- _Stated goal_: Search the material for the string "title", then report how many lines hold it, with no other text.

• • • • •

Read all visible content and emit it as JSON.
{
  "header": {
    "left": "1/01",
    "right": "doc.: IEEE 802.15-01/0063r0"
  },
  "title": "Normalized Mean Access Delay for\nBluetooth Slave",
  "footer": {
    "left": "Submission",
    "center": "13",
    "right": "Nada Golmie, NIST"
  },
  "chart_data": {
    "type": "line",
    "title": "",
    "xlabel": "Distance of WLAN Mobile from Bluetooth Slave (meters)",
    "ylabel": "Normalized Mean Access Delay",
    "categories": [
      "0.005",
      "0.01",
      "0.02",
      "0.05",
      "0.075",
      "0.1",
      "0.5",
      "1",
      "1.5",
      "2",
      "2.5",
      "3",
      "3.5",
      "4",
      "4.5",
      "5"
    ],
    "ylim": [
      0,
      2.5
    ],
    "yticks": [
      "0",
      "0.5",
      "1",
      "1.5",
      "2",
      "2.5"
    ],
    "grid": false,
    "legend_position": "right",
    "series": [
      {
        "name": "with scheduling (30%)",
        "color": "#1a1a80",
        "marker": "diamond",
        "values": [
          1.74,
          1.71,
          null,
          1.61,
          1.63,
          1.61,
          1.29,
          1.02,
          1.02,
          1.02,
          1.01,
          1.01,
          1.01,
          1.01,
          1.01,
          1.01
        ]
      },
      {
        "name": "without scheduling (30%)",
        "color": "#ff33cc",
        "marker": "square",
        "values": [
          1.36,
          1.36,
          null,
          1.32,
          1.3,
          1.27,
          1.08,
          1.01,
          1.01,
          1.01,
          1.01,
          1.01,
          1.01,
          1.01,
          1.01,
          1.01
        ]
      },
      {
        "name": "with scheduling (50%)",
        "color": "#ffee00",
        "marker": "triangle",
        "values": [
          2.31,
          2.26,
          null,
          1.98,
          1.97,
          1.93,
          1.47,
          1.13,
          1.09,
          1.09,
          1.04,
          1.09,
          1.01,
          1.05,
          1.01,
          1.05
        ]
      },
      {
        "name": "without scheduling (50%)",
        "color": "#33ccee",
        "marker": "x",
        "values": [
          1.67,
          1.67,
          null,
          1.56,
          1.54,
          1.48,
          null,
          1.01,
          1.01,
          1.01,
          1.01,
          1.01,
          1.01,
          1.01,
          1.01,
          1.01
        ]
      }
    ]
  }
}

• • • • •

- _Solution below_: 2